(Visual layout annotation data)
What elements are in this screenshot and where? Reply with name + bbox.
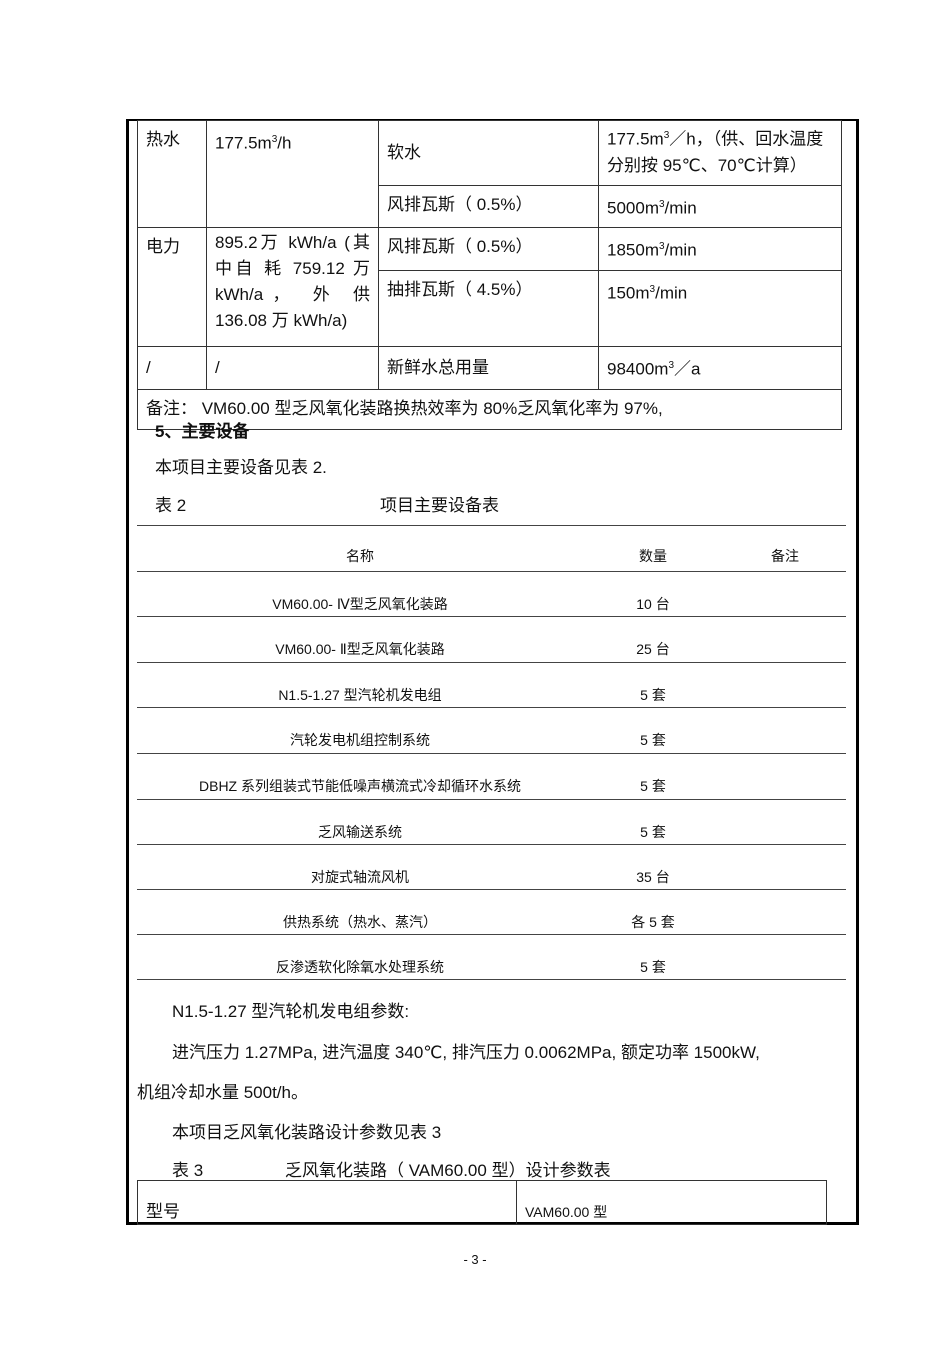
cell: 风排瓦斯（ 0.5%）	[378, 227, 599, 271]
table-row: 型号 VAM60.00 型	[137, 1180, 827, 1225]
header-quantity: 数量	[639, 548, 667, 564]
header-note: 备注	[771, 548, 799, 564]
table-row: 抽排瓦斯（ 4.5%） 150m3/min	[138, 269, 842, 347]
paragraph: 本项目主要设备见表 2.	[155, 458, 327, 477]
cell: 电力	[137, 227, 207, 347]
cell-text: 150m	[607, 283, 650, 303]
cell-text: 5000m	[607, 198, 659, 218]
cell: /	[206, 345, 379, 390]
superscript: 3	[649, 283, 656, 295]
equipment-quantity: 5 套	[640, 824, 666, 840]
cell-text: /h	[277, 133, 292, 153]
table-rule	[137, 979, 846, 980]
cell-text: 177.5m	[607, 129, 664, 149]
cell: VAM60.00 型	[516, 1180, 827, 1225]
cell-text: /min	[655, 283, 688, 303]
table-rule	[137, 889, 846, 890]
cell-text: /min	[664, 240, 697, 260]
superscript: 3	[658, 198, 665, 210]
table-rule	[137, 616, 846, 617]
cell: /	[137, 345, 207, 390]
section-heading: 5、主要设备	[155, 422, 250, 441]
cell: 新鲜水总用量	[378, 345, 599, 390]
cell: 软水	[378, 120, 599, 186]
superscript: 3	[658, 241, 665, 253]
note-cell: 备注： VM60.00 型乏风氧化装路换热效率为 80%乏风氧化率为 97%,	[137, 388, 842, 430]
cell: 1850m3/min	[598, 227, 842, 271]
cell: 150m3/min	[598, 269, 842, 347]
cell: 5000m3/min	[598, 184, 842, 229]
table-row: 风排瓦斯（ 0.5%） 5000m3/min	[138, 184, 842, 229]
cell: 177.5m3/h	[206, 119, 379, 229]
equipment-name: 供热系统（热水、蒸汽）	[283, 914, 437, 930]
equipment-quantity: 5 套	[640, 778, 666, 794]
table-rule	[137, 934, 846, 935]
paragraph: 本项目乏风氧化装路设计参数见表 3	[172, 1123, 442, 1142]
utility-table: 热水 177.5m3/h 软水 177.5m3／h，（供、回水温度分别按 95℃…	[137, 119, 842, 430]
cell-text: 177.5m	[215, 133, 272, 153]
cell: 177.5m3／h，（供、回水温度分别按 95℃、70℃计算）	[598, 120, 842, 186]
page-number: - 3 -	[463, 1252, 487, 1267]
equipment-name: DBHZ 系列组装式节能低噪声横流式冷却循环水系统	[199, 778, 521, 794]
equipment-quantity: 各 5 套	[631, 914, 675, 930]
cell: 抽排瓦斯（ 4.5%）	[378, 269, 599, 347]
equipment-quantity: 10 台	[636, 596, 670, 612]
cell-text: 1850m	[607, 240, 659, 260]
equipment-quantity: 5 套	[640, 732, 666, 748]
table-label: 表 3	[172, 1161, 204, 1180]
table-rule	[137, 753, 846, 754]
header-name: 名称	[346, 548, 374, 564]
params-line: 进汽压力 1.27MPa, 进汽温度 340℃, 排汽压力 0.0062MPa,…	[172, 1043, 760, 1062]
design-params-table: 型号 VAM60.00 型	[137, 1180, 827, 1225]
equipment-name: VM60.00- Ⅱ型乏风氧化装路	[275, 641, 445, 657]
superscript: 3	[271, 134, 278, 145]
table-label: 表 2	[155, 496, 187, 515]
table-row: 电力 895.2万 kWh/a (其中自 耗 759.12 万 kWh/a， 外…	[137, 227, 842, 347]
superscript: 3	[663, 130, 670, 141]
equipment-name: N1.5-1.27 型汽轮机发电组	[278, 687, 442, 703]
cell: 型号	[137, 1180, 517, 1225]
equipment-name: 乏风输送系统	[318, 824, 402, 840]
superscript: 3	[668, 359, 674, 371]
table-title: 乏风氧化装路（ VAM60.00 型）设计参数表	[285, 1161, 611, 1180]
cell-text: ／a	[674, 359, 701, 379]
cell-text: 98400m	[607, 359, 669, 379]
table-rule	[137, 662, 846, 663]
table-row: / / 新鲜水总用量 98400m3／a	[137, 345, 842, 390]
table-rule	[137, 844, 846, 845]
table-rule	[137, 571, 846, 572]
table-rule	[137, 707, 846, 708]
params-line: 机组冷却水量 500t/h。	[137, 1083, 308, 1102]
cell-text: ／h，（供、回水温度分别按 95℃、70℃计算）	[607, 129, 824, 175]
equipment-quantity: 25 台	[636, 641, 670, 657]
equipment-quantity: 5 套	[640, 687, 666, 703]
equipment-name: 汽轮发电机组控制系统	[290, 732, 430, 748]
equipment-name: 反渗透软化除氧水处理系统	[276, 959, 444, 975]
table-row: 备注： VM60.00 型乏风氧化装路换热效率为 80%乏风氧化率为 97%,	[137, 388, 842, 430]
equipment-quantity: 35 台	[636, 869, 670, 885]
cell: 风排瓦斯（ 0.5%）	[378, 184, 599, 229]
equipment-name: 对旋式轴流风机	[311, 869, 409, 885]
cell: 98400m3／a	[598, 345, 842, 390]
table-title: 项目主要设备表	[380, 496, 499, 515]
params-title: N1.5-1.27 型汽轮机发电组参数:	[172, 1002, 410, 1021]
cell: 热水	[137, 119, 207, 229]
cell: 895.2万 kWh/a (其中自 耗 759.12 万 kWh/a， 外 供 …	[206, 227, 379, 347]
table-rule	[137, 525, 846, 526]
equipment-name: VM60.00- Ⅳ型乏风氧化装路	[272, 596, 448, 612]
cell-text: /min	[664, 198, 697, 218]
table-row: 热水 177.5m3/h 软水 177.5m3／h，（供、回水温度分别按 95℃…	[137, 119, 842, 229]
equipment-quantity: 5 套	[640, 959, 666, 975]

» **TASK REQUIREMENTS**
Please locate each line in the material above that contains the string "型乏风氧化装路换热效率为", matching case exactly, and copy every such line in full.

» **CORRECT ANSWER**
note-cell: 备注： VM60.00 型乏风氧化装路换热效率为 80%乏风氧化率为 97%,	[137, 388, 842, 430]
table-row: 备注： VM60.00 型乏风氧化装路换热效率为 80%乏风氧化率为 97%,	[137, 388, 842, 430]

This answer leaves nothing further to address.